====== Data lines

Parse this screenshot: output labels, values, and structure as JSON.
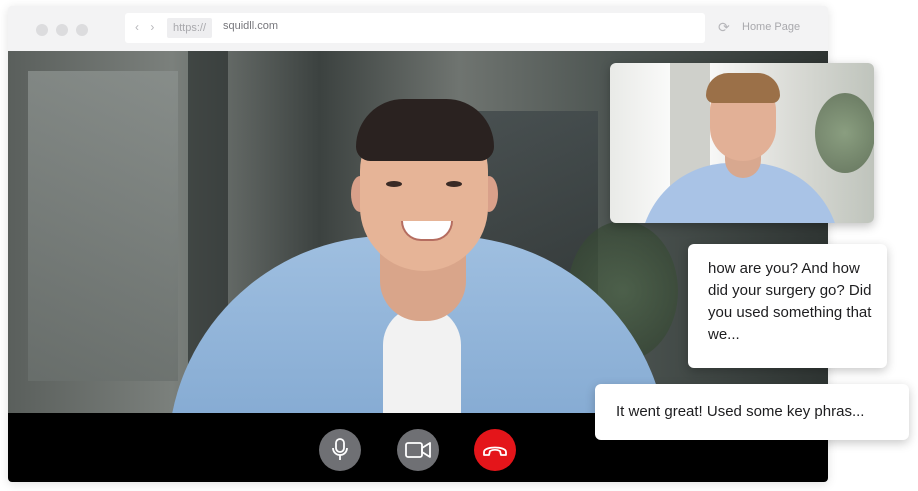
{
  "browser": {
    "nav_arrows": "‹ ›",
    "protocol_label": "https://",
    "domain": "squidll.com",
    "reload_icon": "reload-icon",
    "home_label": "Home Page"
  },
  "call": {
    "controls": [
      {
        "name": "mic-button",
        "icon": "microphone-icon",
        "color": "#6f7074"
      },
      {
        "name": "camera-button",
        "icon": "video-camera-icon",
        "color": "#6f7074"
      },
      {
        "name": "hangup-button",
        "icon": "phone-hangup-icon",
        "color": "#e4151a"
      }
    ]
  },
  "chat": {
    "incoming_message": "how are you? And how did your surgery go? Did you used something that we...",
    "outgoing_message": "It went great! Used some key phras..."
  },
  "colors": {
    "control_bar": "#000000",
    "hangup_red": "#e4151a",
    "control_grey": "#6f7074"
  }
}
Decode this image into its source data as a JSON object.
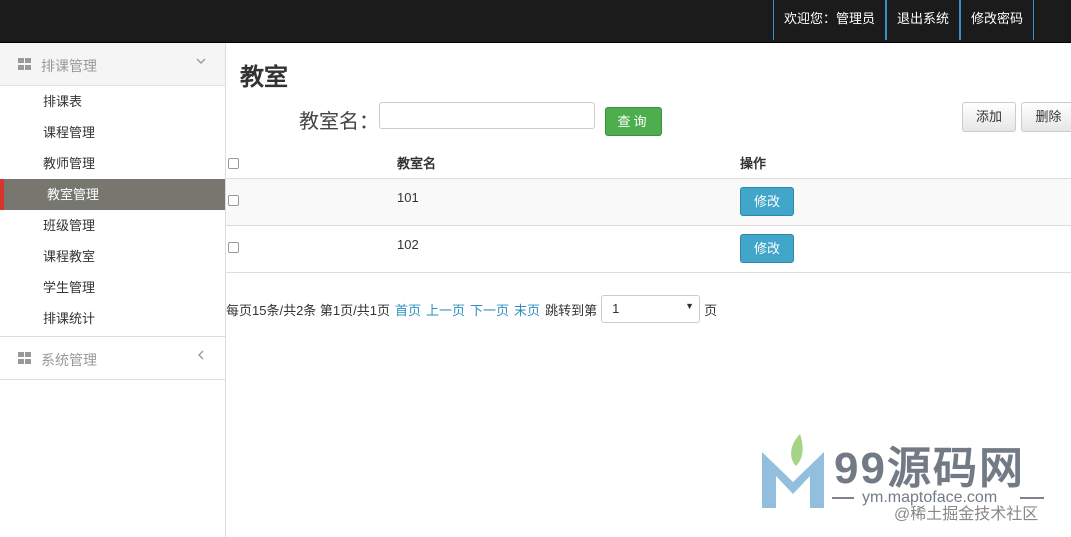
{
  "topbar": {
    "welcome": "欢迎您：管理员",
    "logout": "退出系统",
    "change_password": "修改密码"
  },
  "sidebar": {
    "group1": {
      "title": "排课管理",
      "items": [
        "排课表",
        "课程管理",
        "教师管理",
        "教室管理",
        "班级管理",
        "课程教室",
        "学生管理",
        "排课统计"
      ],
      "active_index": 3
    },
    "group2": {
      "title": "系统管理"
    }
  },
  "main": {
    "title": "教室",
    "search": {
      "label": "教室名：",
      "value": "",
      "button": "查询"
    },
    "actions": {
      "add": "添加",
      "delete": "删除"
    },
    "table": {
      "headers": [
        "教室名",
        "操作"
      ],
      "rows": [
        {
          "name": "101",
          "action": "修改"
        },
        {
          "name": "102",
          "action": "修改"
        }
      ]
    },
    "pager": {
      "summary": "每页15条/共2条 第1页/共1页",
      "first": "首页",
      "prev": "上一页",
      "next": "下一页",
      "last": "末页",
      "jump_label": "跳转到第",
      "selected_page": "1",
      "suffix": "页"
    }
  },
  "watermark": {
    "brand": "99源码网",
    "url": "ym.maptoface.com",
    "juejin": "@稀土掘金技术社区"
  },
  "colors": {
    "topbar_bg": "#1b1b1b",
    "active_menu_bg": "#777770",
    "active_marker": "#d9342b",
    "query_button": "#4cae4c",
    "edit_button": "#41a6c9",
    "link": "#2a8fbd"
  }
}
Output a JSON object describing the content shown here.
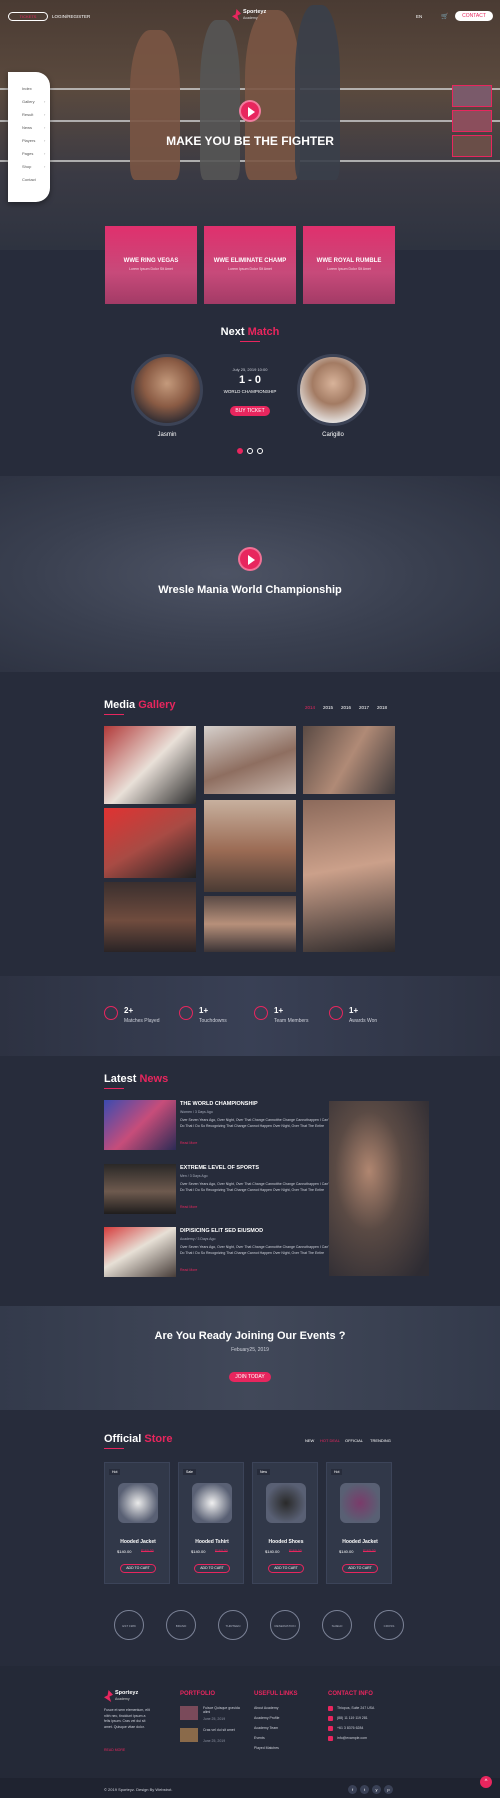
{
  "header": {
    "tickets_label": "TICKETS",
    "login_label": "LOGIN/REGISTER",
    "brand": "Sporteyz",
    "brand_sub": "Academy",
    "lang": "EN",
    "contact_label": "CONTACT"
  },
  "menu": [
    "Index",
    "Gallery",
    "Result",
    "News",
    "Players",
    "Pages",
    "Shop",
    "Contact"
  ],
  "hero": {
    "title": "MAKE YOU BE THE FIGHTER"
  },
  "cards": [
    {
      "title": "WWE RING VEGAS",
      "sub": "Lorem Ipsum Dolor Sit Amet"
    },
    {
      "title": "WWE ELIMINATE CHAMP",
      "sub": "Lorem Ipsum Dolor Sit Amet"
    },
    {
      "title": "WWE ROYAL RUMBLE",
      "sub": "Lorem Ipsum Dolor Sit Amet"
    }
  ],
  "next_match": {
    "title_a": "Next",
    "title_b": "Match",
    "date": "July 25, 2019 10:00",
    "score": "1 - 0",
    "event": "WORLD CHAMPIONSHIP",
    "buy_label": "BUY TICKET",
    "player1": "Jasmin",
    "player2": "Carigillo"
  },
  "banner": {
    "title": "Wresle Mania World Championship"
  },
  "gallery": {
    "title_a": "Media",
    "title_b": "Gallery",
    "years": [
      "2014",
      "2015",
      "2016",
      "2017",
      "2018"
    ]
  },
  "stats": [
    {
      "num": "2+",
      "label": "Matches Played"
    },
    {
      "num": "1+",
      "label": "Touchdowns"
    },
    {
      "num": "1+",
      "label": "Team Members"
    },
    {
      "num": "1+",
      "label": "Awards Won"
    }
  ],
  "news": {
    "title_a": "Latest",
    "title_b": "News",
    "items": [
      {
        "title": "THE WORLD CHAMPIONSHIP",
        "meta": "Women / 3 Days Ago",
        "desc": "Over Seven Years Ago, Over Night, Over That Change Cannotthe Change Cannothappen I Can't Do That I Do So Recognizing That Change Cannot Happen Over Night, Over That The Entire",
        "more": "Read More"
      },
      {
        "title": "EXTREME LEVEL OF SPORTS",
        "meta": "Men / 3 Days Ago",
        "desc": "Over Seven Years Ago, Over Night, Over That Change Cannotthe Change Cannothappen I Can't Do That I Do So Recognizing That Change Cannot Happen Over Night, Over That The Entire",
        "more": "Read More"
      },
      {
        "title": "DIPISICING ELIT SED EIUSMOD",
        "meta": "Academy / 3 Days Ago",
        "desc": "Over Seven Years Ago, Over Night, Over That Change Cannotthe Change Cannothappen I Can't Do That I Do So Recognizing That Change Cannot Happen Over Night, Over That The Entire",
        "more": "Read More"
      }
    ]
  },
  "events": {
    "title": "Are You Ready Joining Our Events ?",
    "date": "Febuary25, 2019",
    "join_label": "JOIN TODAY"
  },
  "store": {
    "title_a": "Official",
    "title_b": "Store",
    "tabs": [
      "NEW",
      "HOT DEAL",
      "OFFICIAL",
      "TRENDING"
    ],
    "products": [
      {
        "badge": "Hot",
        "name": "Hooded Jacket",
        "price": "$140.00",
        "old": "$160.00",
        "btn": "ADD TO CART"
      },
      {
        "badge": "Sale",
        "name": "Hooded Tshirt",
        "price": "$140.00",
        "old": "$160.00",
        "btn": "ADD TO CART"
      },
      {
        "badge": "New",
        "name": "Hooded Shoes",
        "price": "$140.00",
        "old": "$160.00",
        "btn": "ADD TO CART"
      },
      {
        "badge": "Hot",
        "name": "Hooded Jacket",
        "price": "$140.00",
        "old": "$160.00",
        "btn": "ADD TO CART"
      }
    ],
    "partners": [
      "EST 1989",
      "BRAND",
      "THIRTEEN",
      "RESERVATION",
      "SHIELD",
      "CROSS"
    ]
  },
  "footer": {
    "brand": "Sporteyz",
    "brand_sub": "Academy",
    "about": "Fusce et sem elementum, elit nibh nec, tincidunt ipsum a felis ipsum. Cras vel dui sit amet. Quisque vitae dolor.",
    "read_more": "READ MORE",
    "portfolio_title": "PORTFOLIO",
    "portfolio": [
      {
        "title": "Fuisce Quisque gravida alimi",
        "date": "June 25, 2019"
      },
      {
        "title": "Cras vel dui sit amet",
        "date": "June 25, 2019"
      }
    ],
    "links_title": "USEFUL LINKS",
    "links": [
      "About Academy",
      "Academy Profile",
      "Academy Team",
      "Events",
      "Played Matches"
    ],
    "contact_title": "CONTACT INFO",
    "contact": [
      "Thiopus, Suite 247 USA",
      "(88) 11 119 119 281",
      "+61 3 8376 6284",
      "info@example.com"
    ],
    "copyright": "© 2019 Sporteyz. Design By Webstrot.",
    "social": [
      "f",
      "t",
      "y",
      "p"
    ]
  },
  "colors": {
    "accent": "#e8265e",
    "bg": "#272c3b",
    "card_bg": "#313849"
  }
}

============
====== Data lines

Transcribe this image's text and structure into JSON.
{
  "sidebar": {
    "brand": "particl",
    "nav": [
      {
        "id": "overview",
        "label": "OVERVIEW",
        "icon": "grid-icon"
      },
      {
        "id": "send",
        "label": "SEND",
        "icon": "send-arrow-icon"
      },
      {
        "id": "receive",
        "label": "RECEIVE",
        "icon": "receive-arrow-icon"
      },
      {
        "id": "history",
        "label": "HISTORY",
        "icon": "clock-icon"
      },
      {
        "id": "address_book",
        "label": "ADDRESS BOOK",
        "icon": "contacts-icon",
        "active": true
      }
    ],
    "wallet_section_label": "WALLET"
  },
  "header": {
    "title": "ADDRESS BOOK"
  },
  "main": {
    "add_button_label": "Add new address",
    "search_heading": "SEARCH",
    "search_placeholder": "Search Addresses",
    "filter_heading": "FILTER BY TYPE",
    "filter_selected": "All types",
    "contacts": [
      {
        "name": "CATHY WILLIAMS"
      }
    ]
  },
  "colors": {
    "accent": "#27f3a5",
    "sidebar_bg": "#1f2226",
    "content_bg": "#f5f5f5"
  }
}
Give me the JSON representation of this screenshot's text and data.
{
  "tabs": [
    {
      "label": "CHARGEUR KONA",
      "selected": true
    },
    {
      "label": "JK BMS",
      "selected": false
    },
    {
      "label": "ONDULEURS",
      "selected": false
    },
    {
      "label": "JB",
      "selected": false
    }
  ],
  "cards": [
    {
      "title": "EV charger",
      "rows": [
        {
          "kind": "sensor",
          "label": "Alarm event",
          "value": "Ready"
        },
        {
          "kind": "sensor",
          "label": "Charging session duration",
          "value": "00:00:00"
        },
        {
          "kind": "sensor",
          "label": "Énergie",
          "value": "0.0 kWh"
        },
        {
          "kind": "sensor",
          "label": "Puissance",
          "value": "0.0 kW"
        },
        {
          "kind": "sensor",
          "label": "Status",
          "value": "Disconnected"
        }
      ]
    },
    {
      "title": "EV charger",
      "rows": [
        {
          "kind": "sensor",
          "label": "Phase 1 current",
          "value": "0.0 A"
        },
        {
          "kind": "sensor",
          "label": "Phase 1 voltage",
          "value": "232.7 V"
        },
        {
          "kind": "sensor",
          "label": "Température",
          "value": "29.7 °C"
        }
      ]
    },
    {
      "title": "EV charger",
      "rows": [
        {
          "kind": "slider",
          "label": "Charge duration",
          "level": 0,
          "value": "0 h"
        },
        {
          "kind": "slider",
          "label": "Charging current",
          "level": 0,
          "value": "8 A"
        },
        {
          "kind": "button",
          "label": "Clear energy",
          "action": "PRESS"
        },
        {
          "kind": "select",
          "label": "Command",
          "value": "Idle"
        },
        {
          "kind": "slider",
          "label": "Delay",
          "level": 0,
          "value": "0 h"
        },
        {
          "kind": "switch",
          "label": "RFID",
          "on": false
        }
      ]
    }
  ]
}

============
====== Data lines

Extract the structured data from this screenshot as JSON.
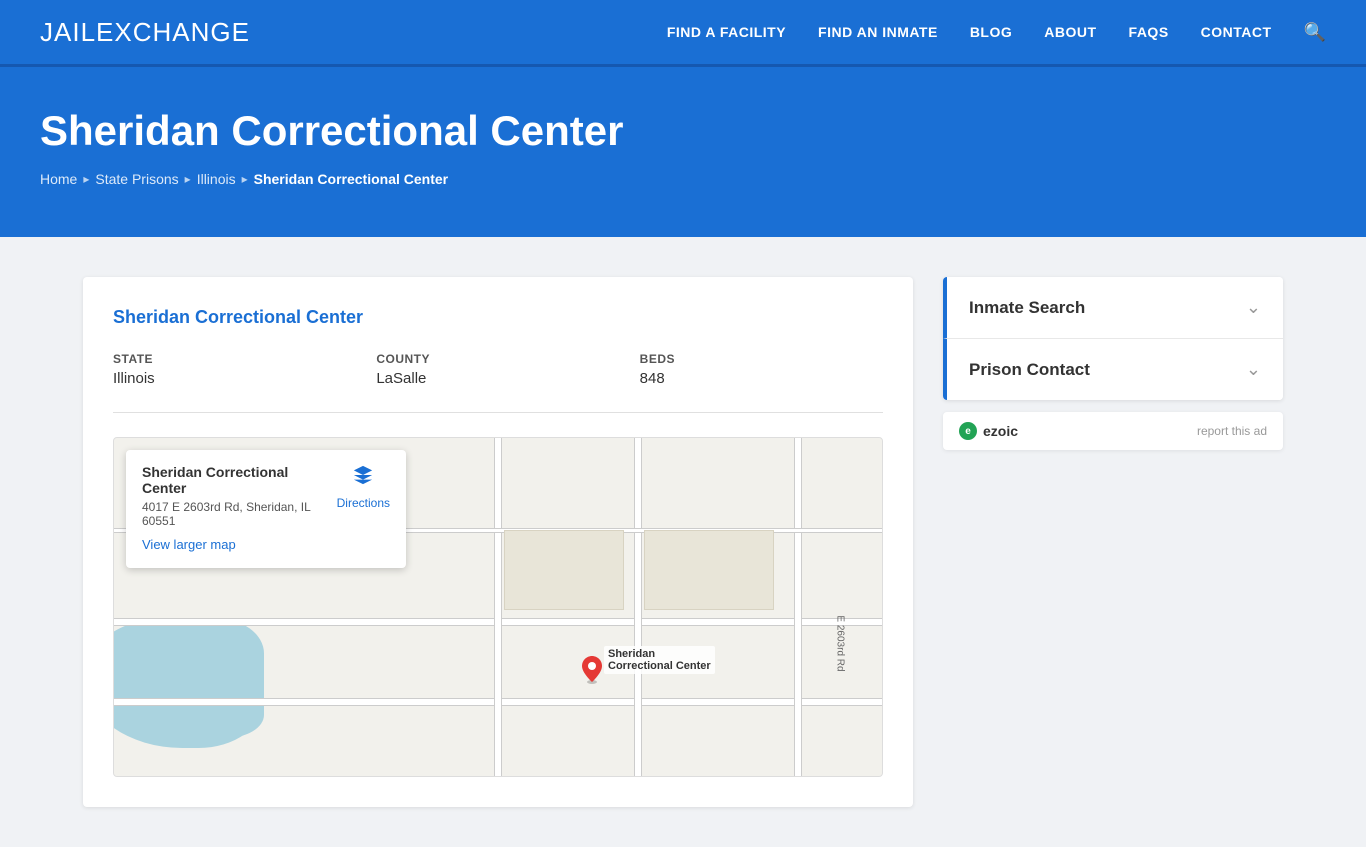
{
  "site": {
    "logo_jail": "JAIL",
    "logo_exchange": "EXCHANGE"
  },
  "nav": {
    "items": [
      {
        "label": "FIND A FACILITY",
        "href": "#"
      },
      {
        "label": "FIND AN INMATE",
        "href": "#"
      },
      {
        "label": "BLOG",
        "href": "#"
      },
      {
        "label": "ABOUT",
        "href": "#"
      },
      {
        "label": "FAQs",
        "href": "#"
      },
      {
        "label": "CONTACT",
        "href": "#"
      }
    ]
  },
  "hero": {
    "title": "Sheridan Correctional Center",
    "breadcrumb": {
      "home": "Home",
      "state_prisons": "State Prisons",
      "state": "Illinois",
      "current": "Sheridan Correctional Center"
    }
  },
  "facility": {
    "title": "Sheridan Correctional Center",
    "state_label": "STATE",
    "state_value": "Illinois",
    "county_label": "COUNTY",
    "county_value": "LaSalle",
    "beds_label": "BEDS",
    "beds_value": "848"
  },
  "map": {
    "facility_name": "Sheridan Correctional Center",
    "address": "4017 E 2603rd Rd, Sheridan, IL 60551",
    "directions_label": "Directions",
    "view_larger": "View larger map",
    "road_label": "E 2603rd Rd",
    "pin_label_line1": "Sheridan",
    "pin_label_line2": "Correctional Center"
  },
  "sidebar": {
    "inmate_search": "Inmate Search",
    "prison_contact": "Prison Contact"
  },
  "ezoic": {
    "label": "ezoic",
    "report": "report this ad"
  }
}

============

→ Exercise directions
Where a line of the material above holds the string "Correctional", copy that line.

→ Task response
    "title": "Sheridan Correctional Center",
      "current": "Sheridan Correctional Center"
    "title": "Sheridan Correctional Center",
    "facility_name": "Sheridan Correctional Center",
    "pin_label_line2": "Correctional Center"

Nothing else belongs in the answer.